> _WHAT NEEDS TO BE DONE_
Copy all records verbatim.

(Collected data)
--- begin ---

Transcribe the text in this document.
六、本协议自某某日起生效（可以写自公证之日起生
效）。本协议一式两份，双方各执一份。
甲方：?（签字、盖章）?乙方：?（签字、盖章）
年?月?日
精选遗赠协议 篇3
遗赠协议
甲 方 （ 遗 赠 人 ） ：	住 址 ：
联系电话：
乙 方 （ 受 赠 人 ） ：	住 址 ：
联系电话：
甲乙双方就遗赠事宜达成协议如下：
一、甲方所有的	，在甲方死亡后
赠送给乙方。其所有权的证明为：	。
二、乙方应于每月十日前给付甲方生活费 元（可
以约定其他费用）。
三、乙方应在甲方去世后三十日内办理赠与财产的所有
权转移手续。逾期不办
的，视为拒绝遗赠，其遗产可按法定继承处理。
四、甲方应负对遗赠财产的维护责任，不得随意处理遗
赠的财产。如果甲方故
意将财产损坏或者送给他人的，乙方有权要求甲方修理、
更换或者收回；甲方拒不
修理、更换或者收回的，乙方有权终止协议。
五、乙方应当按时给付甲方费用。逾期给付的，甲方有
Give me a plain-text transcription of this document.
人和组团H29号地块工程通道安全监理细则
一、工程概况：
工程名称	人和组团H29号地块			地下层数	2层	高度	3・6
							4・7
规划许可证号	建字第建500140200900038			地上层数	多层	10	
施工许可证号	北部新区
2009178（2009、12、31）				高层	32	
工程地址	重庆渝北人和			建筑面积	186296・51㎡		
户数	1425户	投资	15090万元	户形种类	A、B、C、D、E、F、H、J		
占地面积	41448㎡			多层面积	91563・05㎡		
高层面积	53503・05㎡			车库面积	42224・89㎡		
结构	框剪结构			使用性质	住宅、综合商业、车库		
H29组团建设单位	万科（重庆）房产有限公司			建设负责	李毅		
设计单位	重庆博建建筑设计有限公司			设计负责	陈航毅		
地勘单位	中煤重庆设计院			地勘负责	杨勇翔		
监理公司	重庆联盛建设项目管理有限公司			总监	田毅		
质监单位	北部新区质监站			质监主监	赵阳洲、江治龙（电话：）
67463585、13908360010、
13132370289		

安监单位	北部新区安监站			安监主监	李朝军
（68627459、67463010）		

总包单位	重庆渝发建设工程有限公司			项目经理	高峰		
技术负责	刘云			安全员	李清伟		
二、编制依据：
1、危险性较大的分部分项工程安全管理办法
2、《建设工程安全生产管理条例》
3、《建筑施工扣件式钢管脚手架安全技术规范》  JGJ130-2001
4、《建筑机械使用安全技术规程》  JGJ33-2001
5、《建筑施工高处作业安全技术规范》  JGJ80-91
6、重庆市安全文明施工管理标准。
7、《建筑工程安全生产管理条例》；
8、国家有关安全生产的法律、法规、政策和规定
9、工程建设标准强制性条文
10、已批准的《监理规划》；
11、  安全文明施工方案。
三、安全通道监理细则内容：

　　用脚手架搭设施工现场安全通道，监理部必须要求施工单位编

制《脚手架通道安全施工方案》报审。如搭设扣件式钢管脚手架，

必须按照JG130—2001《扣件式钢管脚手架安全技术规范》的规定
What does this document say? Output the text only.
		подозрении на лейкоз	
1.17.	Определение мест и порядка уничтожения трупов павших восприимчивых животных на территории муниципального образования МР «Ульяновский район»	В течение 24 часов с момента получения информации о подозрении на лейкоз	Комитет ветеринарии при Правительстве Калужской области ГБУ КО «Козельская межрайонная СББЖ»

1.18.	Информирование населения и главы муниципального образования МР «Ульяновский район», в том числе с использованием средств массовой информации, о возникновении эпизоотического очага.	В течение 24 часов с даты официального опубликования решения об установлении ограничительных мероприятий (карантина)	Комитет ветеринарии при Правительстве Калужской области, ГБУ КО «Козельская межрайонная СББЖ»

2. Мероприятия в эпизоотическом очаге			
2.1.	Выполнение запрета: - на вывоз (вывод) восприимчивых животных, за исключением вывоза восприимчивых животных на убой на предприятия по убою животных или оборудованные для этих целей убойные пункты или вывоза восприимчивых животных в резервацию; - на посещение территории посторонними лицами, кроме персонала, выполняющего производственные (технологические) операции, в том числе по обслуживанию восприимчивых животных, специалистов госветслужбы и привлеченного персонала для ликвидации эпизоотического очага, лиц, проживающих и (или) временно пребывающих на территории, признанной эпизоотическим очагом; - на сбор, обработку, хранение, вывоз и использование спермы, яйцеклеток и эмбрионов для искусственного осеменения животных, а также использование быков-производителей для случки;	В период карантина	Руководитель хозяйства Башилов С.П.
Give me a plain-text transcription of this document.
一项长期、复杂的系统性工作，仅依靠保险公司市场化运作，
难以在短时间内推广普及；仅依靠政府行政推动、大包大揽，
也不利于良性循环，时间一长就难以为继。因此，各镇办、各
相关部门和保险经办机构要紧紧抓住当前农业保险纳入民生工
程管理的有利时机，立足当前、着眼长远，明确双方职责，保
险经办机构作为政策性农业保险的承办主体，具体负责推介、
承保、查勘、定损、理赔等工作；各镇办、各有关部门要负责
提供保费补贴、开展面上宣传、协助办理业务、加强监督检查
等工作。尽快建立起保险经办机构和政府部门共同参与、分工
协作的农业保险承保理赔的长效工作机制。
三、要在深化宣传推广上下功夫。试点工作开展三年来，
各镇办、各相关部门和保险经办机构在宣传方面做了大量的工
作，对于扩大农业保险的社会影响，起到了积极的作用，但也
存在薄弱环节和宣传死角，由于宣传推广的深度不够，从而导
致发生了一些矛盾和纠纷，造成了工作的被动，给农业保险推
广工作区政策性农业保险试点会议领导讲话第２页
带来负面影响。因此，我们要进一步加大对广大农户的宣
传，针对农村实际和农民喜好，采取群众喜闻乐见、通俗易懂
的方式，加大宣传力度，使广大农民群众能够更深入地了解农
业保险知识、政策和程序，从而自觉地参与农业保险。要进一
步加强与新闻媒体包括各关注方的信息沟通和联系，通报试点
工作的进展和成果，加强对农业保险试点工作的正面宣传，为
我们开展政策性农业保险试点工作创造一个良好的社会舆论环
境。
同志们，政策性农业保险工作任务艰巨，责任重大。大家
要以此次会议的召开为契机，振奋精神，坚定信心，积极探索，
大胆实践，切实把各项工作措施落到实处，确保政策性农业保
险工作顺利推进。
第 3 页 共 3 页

--- end ---

> _THE OUTPUT_
Transcribe the text in this document.
六、本协议自某某日起生效（可以写自公证之日起生
效）。本协议一式两份，双方各执一份。
甲方：?（签字、盖章）?乙方：?（签字、盖章）
年?月?日
精选遗赠协议 篇3
遗赠协议
甲 方 （ 遗 赠 人 ） ：	住 址 ：
联系电话：
乙 方 （ 受 赠 人 ） ：	住 址 ：
联系电话：
甲乙双方就遗赠事宜达成协议如下：
一、甲方所有的	，在甲方死亡后
赠送给乙方。其所有权的证明为：	。
二、乙方应于每月十日前给付甲方生活费 元（可
以约定其他费用）。
三、乙方应在甲方去世后三十日内办理赠与财产的所有
权转移手续。逾期不办
的，视为拒绝遗赠，其遗产可按法定继承处理。
四、甲方应负对遗赠财产的维护责任，不得随意处理遗
赠的财产。如果甲方故
意将财产损坏或者送给他人的，乙方有权要求甲方修理、
更换或者收回；甲方拒不
修理、更换或者收回的，乙方有权终止协议。
五、乙方应当按时给付甲方费用。逾期给付的，甲方有
Give me a plain-text transcription of this document.
人和组团H29号地块工程通道安全监理细则
一、工程概况：
工程名称	人和组团H29号地块			地下层数	2层	高度	3・6
							4・7
规划许可证号	建字第建500140200900038			地上层数	多层	10	
施工许可证号	北部新区
2009178（2009、12、31）				高层	32	
工程地址	重庆渝北人和			建筑面积	186296・51㎡		
户数	1425户	投资	15090万元	户形种类	A、B、C、D、E、F、H、J		
占地面积	41448㎡			多层面积	91563・05㎡		
高层面积	53503・05㎡			车库面积	42224・89㎡		
结构	框剪结构			使用性质	住宅、综合商业、车库		
H29组团建设单位	万科（重庆）房产有限公司			建设负责	李毅		
设计单位	重庆博建建筑设计有限公司			设计负责	陈航毅		
地勘单位	中煤重庆设计院			地勘负责	杨勇翔		
监理公司	重庆联盛建设项目管理有限公司			总监	田毅		
质监单位	北部新区质监站			质监主监	赵阳洲、江治龙（电话：）
67463585、13908360010、
13132370289		

安监单位	北部新区安监站			安监主监	李朝军
（68627459、67463010）		

总包单位	重庆渝发建设工程有限公司			项目经理	高峰		
技术负责	刘云			安全员	李清伟		
二、编制依据：
1、危险性较大的分部分项工程安全管理办法
2、《建设工程安全生产管理条例》
3、《建筑施工扣件式钢管脚手架安全技术规范》  JGJ130-2001
4、《建筑机械使用安全技术规程》  JGJ33-2001
5、《建筑施工高处作业安全技术规范》  JGJ80-91
6、重庆市安全文明施工管理标准。
7、《建筑工程安全生产管理条例》；
8、国家有关安全生产的法律、法规、政策和规定
9、工程建设标准强制性条文
10、已批准的《监理规划》；
11、  安全文明施工方案。
三、安全通道监理细则内容：

　　用脚手架搭设施工现场安全通道，监理部必须要求施工单位编

制《脚手架通道安全施工方案》报审。如搭设扣件式钢管脚手架，

必须按照JG130—2001《扣件式钢管脚手架安全技术规范》的规定
What does this document say? Output the text only.
		подозрении на лейкоз	
1.17.	Определение мест и порядка уничтожения трупов павших восприимчивых животных на территории муниципального образования МР «Ульяновский район»	В течение 24 часов с момента получения информации о подозрении на лейкоз	Комитет ветеринарии при Правительстве Калужской области ГБУ КО «Козельская межрайонная СББЖ»

1.18.	Информирование населения и главы муниципального образования МР «Ульяновский район», в том числе с использованием средств массовой информации, о возникновении эпизоотического очага.	В течение 24 часов с даты официального опубликования решения об установлении ограничительных мероприятий (карантина)	Комитет ветеринарии при Правительстве Калужской области, ГБУ КО «Козельская межрайонная СББЖ»

2. Мероприятия в эпизоотическом очаге			
2.1.	Выполнение запрета: - на вывоз (вывод) восприимчивых животных, за исключением вывоза восприимчивых животных на убой на предприятия по убою животных или оборудованные для этих целей убойные пункты или вывоза восприимчивых животных в резервацию; - на посещение территории посторонними лицами, кроме персонала, выполняющего производственные (технологические) операции, в том числе по обслуживанию восприимчивых животных, специалистов госветслужбы и привлеченного персонала для ликвидации эпизоотического очага, лиц, проживающих и (или) временно пребывающих на территории, признанной эпизоотическим очагом; - на сбор, обработку, хранение, вывоз и использование спермы, яйцеклеток и эмбрионов для искусственного осеменения животных, а также использование быков-производителей для случки;	В период карантина	Руководитель хозяйства Башилов С.П.
Give me a plain-text transcription of this document.
一项长期、复杂的系统性工作，仅依靠保险公司市场化运作，
难以在短时间内推广普及；仅依靠政府行政推动、大包大揽，
也不利于良性循环，时间一长就难以为继。因此，各镇办、各
相关部门和保险经办机构要紧紧抓住当前农业保险纳入民生工
程管理的有利时机，立足当前、着眼长远，明确双方职责，保
险经办机构作为政策性农业保险的承办主体，具体负责推介、
承保、查勘、定损、理赔等工作；各镇办、各有关部门要负责
提供保费补贴、开展面上宣传、协助办理业务、加强监督检查
等工作。尽快建立起保险经办机构和政府部门共同参与、分工
协作的农业保险承保理赔的长效工作机制。
三、要在深化宣传推广上下功夫。试点工作开展三年来，
各镇办、各相关部门和保险经办机构在宣传方面做了大量的工
作，对于扩大农业保险的社会影响，起到了积极的作用，但也
存在薄弱环节和宣传死角，由于宣传推广的深度不够，从而导
致发生了一些矛盾和纠纷，造成了工作的被动，给农业保险推
广工作区政策性农业保险试点会议领导讲话第２页
带来负面影响。因此，我们要进一步加大对广大农户的宣
传，针对农村实际和农民喜好，采取群众喜闻乐见、通俗易懂
的方式，加大宣传力度，使广大农民群众能够更深入地了解农
业保险知识、政策和程序，从而自觉地参与农业保险。要进一
步加强与新闻媒体包括各关注方的信息沟通和联系，通报试点
工作的进展和成果，加强对农业保险试点工作的正面宣传，为
我们开展政策性农业保险试点工作创造一个良好的社会舆论环
境。
同志们，政策性农业保险工作任务艰巨，责任重大。大家
要以此次会议的召开为契机，振奋精神，坚定信心，积极探索，
大胆实践，切实把各项工作措施落到实处，确保政策性农业保
险工作顺利推进。
第 3 页 共 3 页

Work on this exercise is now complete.